**Stated exercise:**
Where the string "Institut" occurs in the material below, report the whole line.

[Stored items from a collection]
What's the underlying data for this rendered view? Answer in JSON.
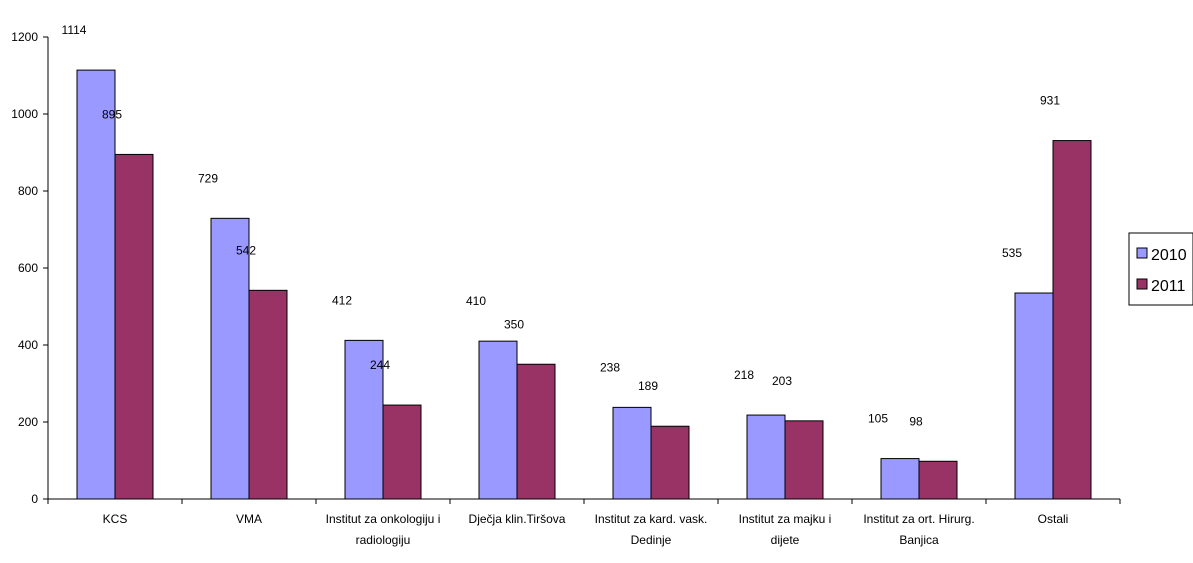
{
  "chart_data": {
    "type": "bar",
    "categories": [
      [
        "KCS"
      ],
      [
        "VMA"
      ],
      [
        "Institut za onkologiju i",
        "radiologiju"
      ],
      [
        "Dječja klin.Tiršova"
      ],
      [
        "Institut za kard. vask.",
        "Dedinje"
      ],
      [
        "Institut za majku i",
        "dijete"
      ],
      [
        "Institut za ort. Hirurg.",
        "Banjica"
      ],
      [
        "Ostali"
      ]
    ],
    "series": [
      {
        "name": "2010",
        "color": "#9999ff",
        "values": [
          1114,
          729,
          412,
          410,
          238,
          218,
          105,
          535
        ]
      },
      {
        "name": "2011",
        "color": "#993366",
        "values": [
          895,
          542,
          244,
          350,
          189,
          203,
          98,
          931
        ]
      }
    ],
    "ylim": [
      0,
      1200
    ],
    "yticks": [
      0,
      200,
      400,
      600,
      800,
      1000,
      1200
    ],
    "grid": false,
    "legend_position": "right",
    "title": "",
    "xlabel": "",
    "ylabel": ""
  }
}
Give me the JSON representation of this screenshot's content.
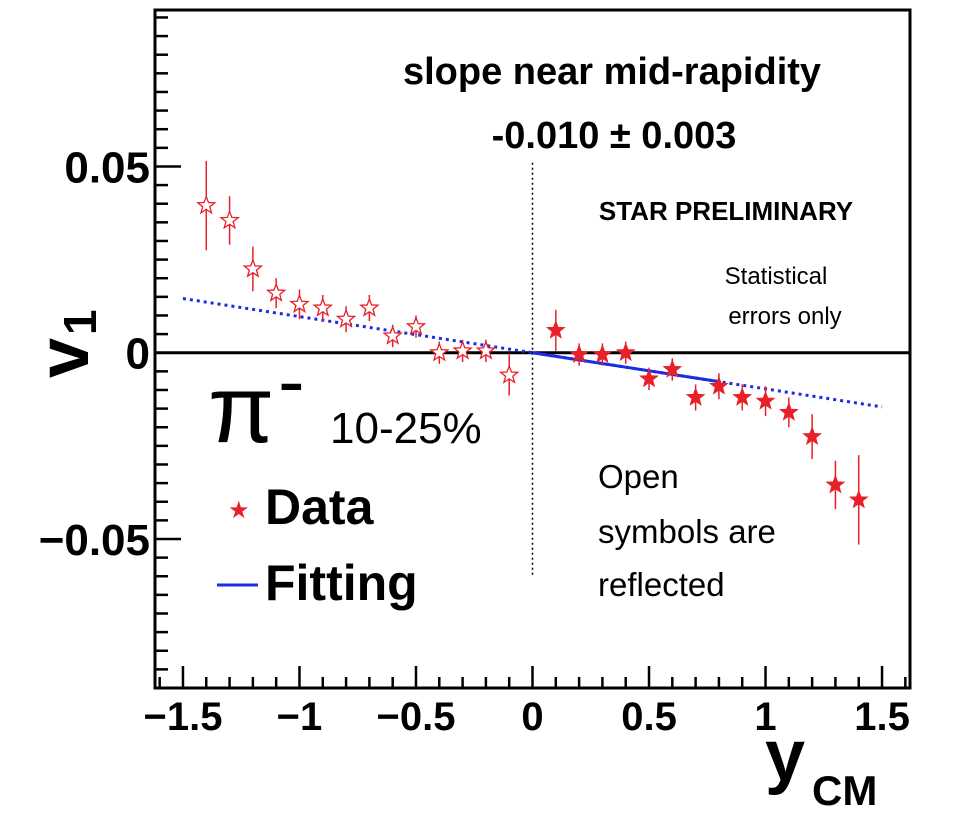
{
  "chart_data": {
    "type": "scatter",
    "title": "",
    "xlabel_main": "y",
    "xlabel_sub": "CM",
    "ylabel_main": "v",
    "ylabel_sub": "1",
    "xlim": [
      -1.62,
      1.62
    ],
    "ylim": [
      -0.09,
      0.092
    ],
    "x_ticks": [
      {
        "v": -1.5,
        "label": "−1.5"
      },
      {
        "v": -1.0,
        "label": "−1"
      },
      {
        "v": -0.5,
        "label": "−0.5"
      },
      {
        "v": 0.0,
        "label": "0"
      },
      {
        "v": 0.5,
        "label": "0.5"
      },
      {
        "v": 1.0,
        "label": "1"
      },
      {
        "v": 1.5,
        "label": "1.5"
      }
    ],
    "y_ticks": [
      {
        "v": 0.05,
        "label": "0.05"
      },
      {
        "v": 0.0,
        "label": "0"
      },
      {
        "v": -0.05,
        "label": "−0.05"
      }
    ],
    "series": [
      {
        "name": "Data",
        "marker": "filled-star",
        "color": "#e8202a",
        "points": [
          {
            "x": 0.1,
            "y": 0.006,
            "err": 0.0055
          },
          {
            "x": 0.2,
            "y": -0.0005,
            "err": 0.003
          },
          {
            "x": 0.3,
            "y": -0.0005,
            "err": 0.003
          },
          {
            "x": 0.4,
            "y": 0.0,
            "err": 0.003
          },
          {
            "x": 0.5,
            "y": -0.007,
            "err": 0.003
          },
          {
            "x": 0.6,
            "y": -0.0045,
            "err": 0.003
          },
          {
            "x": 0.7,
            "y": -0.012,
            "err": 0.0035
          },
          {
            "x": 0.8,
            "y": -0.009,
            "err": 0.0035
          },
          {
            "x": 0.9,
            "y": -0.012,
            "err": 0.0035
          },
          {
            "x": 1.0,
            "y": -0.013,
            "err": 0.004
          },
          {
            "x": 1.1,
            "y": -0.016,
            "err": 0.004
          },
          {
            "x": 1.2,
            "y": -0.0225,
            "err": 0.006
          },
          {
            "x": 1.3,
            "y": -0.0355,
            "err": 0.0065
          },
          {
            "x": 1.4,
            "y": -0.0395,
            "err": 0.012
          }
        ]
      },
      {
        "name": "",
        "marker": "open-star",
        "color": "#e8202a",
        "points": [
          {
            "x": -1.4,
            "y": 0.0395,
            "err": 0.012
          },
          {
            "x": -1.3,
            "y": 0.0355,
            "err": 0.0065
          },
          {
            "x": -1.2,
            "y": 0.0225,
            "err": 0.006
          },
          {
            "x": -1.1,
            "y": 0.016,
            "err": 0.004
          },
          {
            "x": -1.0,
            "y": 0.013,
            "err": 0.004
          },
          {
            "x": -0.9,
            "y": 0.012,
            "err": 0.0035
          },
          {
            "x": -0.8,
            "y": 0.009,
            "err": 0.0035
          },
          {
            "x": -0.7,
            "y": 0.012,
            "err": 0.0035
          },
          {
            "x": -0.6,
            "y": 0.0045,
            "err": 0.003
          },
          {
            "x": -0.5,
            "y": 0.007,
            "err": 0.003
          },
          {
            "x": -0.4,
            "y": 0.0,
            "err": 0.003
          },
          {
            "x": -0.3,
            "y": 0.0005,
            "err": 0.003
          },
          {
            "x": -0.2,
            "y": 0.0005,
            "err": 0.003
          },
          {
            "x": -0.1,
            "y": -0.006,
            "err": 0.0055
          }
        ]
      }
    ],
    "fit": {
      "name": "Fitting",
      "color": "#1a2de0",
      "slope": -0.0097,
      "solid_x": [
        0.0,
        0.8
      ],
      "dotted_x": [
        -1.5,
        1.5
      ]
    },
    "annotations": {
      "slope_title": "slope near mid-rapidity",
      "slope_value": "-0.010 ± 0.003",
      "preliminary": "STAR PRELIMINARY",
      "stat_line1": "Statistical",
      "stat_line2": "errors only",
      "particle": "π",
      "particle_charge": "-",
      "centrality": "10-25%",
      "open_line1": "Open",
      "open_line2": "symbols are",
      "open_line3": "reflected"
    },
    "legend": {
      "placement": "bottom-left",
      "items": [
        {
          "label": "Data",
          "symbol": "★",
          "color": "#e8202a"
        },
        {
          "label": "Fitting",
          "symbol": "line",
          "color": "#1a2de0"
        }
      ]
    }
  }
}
--
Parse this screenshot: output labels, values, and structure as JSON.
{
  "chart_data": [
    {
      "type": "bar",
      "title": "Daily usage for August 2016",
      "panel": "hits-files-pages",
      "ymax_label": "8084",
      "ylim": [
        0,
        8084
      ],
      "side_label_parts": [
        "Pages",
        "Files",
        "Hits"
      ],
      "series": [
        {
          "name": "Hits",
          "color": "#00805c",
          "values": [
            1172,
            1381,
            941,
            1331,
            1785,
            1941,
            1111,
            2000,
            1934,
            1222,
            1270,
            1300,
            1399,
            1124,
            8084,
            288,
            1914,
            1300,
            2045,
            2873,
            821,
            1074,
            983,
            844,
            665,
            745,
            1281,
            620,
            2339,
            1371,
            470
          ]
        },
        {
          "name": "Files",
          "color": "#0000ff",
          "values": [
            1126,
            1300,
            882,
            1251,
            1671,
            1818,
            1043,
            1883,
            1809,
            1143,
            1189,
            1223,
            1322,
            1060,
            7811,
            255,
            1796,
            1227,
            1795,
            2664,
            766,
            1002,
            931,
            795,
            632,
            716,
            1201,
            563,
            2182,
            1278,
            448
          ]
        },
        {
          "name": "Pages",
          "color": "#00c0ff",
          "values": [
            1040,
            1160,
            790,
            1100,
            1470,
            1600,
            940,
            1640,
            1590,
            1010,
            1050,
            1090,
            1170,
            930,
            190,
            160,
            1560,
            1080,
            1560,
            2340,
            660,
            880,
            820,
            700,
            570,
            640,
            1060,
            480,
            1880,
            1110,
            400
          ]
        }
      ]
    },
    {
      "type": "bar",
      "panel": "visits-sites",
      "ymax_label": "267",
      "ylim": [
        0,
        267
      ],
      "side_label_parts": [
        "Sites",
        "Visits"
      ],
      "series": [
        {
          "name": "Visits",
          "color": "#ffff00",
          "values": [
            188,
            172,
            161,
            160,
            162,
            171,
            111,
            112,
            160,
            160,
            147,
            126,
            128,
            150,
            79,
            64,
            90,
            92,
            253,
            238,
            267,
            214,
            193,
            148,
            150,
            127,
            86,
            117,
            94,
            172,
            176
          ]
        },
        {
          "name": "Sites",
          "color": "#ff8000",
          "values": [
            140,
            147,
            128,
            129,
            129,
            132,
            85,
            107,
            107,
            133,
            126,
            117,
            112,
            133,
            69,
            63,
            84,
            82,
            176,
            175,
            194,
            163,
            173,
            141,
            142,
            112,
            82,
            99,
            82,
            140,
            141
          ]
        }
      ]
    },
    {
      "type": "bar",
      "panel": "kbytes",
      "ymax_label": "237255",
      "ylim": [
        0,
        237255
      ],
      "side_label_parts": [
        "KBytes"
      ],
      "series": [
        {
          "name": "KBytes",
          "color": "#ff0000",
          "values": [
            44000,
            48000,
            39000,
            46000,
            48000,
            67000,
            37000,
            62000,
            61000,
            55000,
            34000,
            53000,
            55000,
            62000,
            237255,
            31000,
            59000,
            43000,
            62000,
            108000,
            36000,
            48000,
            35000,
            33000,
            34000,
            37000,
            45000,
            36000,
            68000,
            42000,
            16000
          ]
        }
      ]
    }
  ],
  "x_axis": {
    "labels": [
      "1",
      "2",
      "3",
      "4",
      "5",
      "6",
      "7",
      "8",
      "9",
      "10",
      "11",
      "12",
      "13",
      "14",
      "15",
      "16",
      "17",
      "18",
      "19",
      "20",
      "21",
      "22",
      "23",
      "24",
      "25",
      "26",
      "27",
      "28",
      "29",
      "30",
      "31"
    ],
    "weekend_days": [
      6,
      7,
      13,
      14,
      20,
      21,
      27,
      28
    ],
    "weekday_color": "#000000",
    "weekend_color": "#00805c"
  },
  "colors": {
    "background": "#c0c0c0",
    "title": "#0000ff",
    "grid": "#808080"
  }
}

**The answer:**
        "Institut za onkologiju i",
        "Institut za kard. vask.",
        "Institut za majku i",
        "Institut za ort. Hirurg.",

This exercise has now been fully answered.